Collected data
▬▬▬▬▬▬

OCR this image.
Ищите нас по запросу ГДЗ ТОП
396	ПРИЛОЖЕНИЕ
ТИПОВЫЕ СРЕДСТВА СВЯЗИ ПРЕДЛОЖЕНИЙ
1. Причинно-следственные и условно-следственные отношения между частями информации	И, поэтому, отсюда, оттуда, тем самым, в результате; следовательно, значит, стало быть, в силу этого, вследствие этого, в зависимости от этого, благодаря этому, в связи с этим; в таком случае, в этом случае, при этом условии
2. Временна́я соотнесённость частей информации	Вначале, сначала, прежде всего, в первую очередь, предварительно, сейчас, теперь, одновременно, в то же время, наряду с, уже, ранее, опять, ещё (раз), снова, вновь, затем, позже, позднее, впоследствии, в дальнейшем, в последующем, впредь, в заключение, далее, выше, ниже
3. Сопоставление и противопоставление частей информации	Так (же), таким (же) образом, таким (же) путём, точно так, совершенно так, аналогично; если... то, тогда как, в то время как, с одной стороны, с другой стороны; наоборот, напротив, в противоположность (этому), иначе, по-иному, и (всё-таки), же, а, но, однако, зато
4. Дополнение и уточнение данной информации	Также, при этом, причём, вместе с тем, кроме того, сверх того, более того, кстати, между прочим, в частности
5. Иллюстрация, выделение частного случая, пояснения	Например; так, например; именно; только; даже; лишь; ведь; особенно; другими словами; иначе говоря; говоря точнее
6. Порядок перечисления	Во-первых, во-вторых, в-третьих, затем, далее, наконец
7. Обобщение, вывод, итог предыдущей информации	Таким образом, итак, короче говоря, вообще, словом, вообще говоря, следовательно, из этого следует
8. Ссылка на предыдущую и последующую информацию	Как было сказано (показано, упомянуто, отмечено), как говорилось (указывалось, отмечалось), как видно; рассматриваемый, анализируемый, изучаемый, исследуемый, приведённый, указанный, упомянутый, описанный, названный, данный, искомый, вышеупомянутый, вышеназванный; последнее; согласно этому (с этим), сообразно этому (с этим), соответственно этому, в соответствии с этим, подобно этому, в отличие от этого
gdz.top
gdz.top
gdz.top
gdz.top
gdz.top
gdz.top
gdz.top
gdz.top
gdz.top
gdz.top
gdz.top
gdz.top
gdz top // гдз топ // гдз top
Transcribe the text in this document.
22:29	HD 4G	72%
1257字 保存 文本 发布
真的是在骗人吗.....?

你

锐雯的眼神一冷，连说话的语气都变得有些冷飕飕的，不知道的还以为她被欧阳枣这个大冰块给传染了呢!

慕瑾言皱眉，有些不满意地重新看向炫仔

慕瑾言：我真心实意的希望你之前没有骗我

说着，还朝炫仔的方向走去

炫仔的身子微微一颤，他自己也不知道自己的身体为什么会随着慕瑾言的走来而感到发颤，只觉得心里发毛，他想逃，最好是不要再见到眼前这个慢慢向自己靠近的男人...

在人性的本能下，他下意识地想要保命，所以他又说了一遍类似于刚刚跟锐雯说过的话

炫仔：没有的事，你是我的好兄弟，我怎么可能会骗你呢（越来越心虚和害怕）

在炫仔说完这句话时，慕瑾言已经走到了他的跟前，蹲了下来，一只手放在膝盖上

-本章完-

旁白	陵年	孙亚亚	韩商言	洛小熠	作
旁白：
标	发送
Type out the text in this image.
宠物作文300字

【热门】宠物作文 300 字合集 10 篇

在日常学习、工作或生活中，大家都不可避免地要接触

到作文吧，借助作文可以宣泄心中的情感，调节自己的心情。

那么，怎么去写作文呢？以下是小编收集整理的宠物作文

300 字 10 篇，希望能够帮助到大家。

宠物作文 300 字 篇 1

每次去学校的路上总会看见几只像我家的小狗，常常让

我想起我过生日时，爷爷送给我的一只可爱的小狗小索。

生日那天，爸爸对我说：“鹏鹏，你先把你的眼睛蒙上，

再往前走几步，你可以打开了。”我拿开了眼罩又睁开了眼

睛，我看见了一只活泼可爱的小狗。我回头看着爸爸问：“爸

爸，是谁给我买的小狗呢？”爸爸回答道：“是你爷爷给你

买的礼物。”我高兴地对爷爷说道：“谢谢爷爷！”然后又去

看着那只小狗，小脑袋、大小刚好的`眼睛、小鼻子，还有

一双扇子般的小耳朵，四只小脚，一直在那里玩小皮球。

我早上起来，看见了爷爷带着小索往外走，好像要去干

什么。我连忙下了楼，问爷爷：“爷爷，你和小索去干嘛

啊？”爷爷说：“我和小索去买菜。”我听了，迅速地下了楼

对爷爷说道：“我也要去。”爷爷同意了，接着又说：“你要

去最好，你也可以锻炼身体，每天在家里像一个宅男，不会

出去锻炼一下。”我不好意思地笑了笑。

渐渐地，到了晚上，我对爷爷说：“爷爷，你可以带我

▬▬▬▬▬▬

State how many lines of the listing hold the string "далее"; reply with the number and nothing else.

■ **SOLUTION TO THE EXERCISE**:
2